■ **Figure record listings**:
+===+

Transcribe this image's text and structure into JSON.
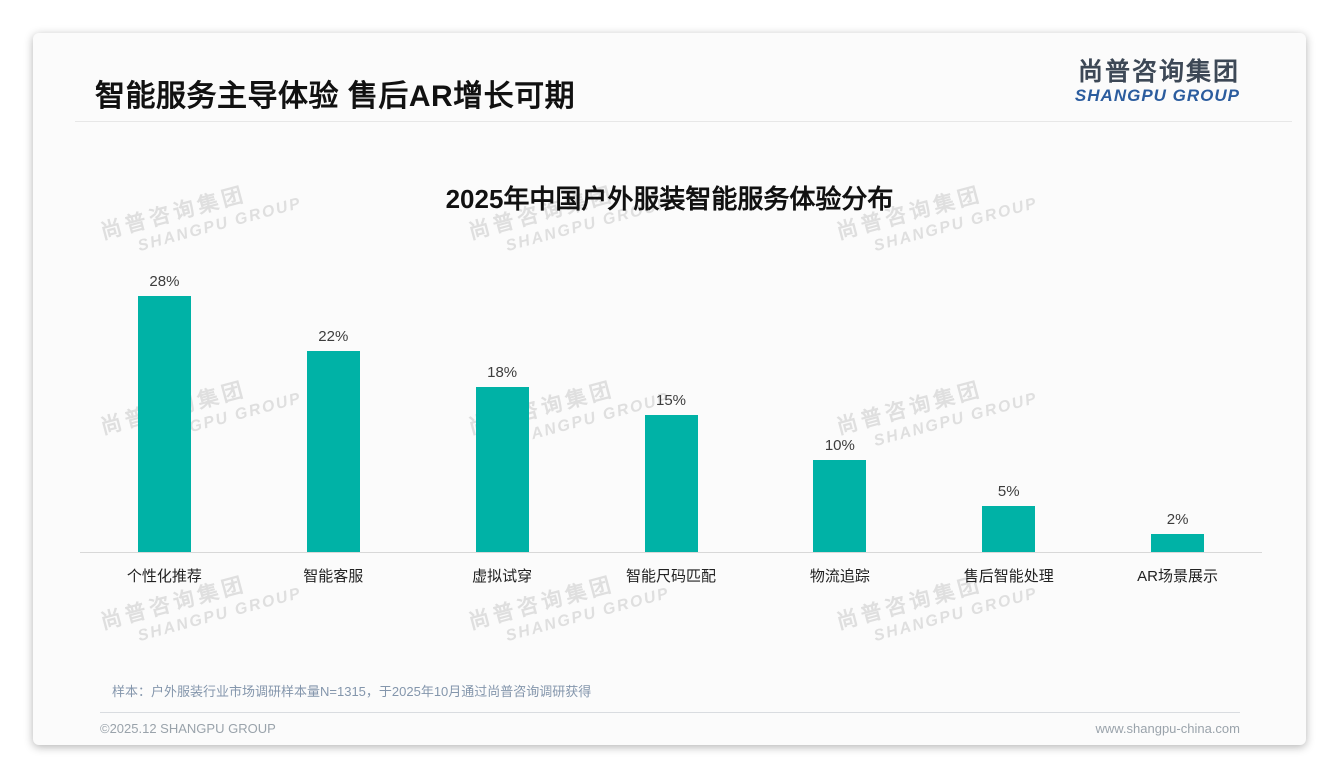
{
  "page": {
    "title": "智能服务主导体验 售后AR增长可期"
  },
  "logo": {
    "cn": "尚普咨询集团",
    "en": "SHANGPU GROUP"
  },
  "watermark": {
    "cn": "尚普咨询集团",
    "en": "SHANGPU GROUP"
  },
  "chart_data": {
    "type": "bar",
    "title": "2025年中国户外服装智能服务体验分布",
    "categories": [
      "个性化推荐",
      "智能客服",
      "虚拟试穿",
      "智能尺码匹配",
      "物流追踪",
      "售后智能处理",
      "AR场景展示"
    ],
    "values": [
      28,
      22,
      18,
      15,
      10,
      5,
      2
    ],
    "value_labels": [
      "28%",
      "22%",
      "18%",
      "15%",
      "10%",
      "5%",
      "2%"
    ],
    "unit": "%",
    "ylim": [
      0,
      30
    ],
    "grid": false,
    "legend": false,
    "bar_color": "#00b2a6"
  },
  "note": "样本：户外服装行业市场调研样本量N=1315，于2025年10月通过尚普咨询调研获得",
  "footer": {
    "left": "©2025.12 SHANGPU GROUP",
    "right": "www.shangpu-china.com"
  },
  "colors": {
    "bar": "#00b2a6",
    "title": "#111111",
    "logo_cn": "#3d4856",
    "logo_en": "#2b5c9e",
    "note": "#8496ac",
    "footer": "#9aa3ab"
  }
}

+===+

■ **Description of the task**: Go through the entries above and pull out each line with "title" in it.

■ **Result for this exercise**:
    "title": "智能服务主导体验 售后AR增长可期"
    "title": "2025年中国户外服装智能服务体验分布",
    "title": "#111111",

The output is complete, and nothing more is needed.